Each line below is to be written out in full, exactly as shown.
┄┄┄┄┄┄┄┄┄┄
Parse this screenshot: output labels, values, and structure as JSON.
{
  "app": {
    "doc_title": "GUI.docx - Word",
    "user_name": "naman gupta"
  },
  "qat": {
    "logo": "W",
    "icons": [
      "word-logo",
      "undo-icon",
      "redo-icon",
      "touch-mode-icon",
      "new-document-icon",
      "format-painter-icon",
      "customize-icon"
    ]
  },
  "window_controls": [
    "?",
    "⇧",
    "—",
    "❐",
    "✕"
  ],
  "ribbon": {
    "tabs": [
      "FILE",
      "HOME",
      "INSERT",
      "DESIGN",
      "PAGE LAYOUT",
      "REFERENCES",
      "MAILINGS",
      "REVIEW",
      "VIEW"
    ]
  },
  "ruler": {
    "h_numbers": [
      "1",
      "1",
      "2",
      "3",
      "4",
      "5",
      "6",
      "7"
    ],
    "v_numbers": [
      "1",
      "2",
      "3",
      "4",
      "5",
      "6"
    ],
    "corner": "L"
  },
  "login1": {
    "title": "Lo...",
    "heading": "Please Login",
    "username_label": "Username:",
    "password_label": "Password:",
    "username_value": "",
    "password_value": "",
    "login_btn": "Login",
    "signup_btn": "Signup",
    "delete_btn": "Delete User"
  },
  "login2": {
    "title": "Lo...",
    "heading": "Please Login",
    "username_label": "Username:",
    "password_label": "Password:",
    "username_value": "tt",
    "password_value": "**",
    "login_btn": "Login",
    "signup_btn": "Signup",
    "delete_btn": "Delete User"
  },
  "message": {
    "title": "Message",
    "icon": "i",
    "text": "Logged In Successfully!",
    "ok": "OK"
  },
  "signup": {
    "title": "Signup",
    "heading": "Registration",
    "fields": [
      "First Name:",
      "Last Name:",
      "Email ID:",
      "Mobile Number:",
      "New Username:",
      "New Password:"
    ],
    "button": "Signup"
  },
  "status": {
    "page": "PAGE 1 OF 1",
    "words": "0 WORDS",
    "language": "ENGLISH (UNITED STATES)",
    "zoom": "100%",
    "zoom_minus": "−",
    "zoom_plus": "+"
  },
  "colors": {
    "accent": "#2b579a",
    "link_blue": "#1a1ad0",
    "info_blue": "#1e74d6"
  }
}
┄┄┄┄┄┄┄┄┄┄
#### [Output]
Parse this screenshot: output labels, values, and structure as JSON.
{
  "app": {
    "doc_title": "GUI.docx - Word",
    "user_name": "naman gupta"
  },
  "qat": {
    "logo": "W",
    "icons": [
      "word-logo",
      "undo-icon",
      "redo-icon",
      "touch-mode-icon",
      "new-document-icon",
      "format-painter-icon",
      "customize-icon"
    ]
  },
  "window_controls": [
    "?",
    "⇧",
    "—",
    "❐",
    "✕"
  ],
  "ribbon": {
    "tabs": [
      "FILE",
      "HOME",
      "INSERT",
      "DESIGN",
      "PAGE LAYOUT",
      "REFERENCES",
      "MAILINGS",
      "REVIEW",
      "VIEW"
    ]
  },
  "ruler": {
    "h_numbers": [
      "1",
      "1",
      "2",
      "3",
      "4",
      "5",
      "6",
      "7"
    ],
    "v_numbers": [
      "1",
      "2",
      "3",
      "4",
      "5",
      "6"
    ],
    "corner": "L"
  },
  "login1": {
    "title": "Lo...",
    "heading": "Please Login",
    "username_label": "Username:",
    "password_label": "Password:",
    "username_value": "",
    "password_value": "",
    "login_btn": "Login",
    "signup_btn": "Signup",
    "delete_btn": "Delete User"
  },
  "login2": {
    "title": "Lo...",
    "heading": "Please Login",
    "username_label": "Username:",
    "password_label": "Password:",
    "username_value": "tt",
    "password_value": "**",
    "login_btn": "Login",
    "signup_btn": "Signup",
    "delete_btn": "Delete User"
  },
  "message": {
    "title": "Message",
    "icon": "i",
    "text": "Logged In Successfully!",
    "ok": "OK"
  },
  "signup": {
    "title": "Signup",
    "heading": "Registration",
    "fields": [
      "First Name:",
      "Last Name:",
      "Email ID:",
      "Mobile Number:",
      "New Username:",
      "New Password:"
    ],
    "button": "Signup"
  },
  "status": {
    "page": "PAGE 1 OF 1",
    "words": "0 WORDS",
    "language": "ENGLISH (UNITED STATES)",
    "zoom": "100%",
    "zoom_minus": "−",
    "zoom_plus": "+"
  },
  "colors": {
    "accent": "#2b579a",
    "link_blue": "#1a1ad0",
    "info_blue": "#1e74d6"
  }
}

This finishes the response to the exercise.